▼▼▼

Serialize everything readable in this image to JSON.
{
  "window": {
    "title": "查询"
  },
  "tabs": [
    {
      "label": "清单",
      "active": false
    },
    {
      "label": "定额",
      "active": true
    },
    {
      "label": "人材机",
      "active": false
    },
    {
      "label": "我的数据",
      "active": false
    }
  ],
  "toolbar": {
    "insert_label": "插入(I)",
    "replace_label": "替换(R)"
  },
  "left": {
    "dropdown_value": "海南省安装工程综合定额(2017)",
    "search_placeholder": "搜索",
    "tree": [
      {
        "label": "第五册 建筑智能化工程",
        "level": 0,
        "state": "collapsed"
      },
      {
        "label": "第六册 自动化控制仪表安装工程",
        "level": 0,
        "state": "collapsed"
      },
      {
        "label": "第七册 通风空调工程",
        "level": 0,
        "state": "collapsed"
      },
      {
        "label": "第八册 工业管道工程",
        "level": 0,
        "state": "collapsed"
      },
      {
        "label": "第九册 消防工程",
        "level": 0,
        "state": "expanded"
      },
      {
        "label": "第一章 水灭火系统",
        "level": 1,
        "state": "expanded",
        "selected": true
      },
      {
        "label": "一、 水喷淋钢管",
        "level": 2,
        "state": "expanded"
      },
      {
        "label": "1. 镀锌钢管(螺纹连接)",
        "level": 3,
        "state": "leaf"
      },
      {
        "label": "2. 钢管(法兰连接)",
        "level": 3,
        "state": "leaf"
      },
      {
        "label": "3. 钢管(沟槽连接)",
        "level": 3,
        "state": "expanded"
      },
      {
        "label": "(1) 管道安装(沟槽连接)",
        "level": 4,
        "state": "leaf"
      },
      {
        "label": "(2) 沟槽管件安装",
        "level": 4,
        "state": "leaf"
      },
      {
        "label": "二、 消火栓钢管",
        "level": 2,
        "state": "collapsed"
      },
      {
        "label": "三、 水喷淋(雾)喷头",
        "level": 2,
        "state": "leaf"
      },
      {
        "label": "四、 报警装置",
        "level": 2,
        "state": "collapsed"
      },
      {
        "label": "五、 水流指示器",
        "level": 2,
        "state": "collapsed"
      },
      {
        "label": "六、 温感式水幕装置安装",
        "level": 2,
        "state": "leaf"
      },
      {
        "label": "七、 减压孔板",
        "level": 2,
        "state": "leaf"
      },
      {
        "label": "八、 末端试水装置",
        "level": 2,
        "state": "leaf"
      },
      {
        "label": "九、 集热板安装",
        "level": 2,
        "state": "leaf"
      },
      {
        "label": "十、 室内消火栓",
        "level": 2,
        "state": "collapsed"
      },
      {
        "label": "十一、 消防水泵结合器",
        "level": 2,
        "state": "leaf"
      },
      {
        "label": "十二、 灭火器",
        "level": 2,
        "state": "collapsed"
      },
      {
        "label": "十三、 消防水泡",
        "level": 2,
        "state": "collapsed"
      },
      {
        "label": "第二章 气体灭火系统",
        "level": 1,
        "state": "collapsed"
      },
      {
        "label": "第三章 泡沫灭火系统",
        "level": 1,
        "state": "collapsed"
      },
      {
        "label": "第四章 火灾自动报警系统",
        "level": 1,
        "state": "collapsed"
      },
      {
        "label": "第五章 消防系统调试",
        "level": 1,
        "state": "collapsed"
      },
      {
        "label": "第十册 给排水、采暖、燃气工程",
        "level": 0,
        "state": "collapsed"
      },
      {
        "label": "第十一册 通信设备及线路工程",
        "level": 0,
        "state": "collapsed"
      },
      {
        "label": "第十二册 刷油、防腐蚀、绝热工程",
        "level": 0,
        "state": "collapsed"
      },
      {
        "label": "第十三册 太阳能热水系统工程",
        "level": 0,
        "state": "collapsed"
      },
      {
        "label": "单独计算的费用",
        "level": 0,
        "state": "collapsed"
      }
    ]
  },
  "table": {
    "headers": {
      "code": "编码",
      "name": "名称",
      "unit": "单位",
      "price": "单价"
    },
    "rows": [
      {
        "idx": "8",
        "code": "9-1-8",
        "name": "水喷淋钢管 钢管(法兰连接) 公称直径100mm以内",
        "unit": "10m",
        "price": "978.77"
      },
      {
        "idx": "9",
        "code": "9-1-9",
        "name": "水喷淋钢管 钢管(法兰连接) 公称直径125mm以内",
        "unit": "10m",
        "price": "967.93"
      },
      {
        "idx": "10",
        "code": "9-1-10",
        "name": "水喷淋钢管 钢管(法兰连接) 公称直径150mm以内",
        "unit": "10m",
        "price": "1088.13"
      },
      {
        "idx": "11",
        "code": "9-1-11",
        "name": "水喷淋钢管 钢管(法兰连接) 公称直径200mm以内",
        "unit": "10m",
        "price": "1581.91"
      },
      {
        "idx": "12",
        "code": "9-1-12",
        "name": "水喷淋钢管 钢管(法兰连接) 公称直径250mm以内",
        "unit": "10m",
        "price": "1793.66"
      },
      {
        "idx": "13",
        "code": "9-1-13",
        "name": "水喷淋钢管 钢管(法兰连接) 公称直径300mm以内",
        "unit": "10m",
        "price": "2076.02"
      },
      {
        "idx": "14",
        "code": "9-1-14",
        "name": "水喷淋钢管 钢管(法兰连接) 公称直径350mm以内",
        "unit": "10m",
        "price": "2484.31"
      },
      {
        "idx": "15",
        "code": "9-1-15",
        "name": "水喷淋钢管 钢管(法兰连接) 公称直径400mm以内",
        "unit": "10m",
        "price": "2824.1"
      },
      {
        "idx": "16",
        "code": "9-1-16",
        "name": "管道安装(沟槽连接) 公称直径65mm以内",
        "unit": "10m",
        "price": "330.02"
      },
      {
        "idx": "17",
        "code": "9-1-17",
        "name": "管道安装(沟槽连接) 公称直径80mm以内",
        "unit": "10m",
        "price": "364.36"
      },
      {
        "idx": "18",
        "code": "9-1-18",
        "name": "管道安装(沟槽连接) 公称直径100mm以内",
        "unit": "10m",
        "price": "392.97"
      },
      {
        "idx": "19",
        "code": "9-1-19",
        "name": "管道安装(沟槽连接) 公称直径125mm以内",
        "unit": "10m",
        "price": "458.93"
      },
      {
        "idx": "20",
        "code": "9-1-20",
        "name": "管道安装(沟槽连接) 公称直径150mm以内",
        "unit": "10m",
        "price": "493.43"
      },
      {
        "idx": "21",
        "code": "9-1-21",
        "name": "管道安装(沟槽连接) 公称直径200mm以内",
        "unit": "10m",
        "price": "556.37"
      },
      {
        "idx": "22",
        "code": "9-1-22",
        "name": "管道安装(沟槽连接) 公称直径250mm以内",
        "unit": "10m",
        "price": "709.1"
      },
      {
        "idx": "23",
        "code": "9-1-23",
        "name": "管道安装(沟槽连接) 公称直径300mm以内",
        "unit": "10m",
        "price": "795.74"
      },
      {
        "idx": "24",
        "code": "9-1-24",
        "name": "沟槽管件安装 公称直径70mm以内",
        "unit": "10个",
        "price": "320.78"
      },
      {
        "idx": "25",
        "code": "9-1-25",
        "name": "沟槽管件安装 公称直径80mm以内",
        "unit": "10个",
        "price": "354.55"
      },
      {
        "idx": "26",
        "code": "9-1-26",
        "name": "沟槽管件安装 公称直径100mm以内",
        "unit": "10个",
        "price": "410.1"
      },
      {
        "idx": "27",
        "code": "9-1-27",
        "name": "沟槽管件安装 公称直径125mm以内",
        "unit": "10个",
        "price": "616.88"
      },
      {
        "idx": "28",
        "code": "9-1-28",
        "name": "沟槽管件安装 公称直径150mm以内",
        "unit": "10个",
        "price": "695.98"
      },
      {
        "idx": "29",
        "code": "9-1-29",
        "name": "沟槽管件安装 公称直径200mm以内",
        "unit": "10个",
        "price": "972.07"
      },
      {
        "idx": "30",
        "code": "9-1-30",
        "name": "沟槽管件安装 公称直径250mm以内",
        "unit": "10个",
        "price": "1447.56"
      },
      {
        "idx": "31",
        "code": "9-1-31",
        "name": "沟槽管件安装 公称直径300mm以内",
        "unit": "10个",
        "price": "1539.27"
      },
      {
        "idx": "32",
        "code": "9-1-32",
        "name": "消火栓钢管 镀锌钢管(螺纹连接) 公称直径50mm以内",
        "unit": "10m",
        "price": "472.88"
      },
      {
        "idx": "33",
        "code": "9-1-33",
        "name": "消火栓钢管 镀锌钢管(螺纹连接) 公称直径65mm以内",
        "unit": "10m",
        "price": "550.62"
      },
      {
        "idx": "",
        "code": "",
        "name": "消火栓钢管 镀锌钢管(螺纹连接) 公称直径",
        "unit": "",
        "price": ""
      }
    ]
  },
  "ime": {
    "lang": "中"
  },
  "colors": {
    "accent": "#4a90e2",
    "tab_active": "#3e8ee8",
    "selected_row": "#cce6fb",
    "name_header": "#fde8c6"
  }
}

▲▲▲

Write down only the number of lines that contain the string "螺纹连接" in the listing.

__Exercise solution__: 4